▶ _EXERCISE REQUIREMENTS_
Among the entries, which lines carry the string "приема"? Copy each of them.

* * * * * * * * *

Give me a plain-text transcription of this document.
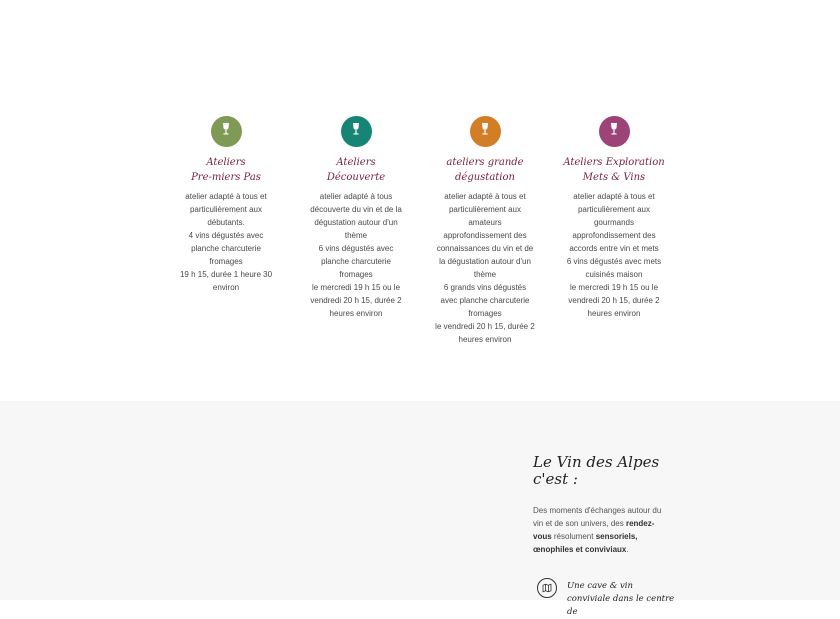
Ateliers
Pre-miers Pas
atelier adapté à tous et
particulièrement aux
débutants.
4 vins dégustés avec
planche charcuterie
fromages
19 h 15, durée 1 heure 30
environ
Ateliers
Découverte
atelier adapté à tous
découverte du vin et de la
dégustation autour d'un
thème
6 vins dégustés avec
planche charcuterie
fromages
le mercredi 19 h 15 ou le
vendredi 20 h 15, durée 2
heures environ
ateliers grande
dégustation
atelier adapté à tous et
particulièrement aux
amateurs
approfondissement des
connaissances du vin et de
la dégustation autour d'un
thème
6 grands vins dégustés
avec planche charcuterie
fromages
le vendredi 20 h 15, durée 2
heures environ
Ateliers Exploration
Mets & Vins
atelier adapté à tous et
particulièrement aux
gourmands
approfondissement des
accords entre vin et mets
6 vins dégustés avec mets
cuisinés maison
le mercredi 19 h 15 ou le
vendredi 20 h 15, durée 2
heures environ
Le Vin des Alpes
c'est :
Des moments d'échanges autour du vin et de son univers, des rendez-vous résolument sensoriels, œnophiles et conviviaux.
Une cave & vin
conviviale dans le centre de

* * * * * * * * *

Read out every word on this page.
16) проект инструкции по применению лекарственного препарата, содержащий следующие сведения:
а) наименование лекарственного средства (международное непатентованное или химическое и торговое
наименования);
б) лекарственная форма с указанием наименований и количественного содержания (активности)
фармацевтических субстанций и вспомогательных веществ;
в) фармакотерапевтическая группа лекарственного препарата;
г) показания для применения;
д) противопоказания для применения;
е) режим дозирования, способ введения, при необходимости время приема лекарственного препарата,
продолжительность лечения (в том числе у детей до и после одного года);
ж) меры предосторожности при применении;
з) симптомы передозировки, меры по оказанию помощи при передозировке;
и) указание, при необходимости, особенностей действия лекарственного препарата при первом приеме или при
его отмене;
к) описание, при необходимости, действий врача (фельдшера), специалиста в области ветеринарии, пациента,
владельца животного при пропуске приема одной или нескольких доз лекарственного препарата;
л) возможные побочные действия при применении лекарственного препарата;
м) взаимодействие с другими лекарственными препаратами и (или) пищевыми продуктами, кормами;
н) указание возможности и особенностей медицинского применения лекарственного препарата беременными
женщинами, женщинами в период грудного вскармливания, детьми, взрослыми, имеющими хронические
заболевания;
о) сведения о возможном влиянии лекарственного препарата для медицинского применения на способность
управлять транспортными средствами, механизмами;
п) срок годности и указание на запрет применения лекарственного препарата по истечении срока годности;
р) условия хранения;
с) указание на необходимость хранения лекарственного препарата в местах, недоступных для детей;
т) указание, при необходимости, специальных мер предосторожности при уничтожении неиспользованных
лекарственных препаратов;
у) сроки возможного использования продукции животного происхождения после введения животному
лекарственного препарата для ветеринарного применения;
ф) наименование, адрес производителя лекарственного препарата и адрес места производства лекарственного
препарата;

* * * * * * * * *

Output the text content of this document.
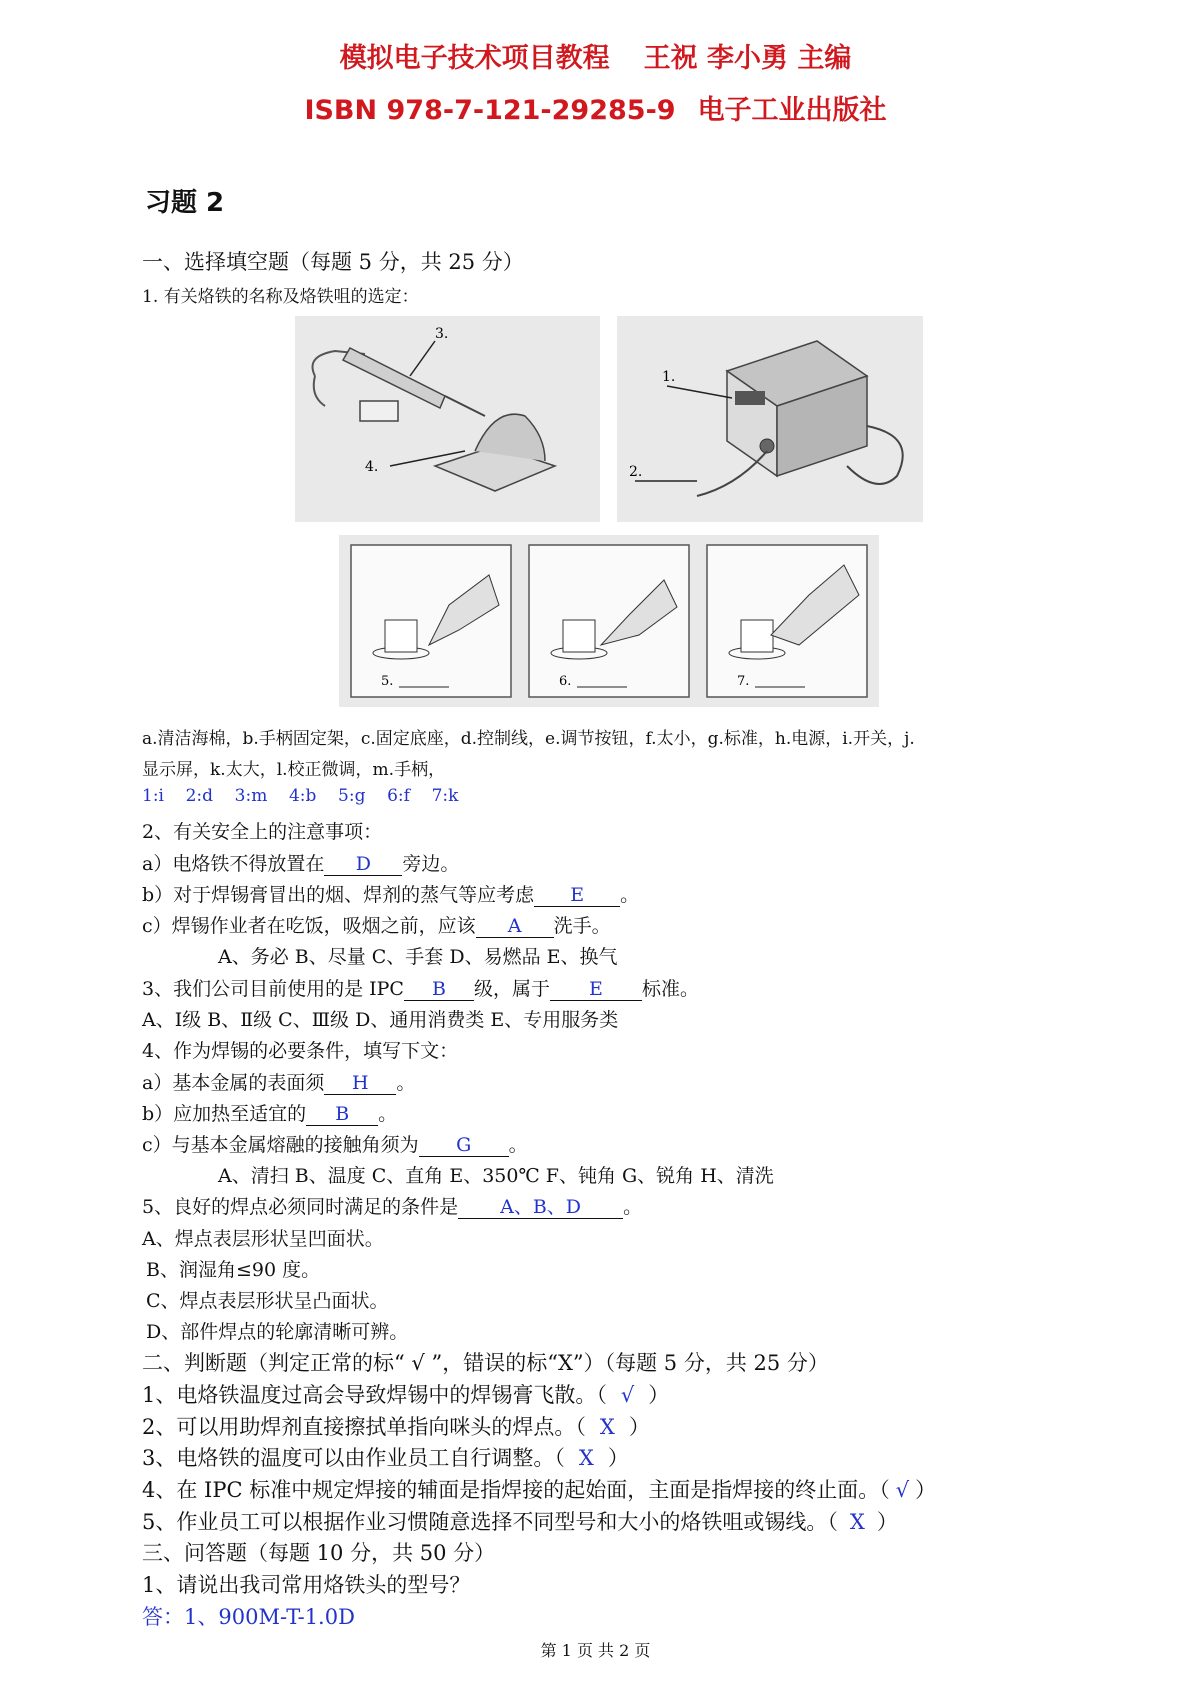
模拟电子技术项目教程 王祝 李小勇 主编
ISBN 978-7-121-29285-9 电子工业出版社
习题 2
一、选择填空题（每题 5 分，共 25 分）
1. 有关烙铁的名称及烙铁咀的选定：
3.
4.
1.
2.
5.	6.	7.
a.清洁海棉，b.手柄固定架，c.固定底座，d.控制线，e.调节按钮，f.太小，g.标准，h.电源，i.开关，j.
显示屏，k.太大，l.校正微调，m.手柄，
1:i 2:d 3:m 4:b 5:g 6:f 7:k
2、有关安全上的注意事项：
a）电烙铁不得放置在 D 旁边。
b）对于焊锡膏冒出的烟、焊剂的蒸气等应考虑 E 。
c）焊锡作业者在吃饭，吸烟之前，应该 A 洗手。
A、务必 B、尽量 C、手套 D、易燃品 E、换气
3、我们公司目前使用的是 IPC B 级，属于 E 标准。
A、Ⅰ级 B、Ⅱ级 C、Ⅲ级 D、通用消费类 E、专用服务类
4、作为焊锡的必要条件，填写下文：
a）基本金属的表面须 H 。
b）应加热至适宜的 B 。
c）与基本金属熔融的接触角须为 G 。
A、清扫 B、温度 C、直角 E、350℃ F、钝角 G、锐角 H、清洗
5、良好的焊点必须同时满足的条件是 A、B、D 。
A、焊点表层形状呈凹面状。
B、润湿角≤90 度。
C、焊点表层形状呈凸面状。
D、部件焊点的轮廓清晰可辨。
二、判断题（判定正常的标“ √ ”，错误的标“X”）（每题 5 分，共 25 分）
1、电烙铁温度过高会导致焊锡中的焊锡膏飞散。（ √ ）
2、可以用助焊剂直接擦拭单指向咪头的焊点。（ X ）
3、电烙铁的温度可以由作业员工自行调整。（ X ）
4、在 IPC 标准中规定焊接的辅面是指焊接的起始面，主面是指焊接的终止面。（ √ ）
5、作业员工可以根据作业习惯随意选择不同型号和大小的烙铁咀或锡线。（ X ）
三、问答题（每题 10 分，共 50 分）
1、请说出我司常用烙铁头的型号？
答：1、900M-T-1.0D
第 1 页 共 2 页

* * * * * * * * *

▶ _WORKED SOLUTION_
е) режим дозирования, способ введения, при необходимости время приема лекарственного препарата,
владельца животного при пропуске приема одной или нескольких доз лекарственного препарата;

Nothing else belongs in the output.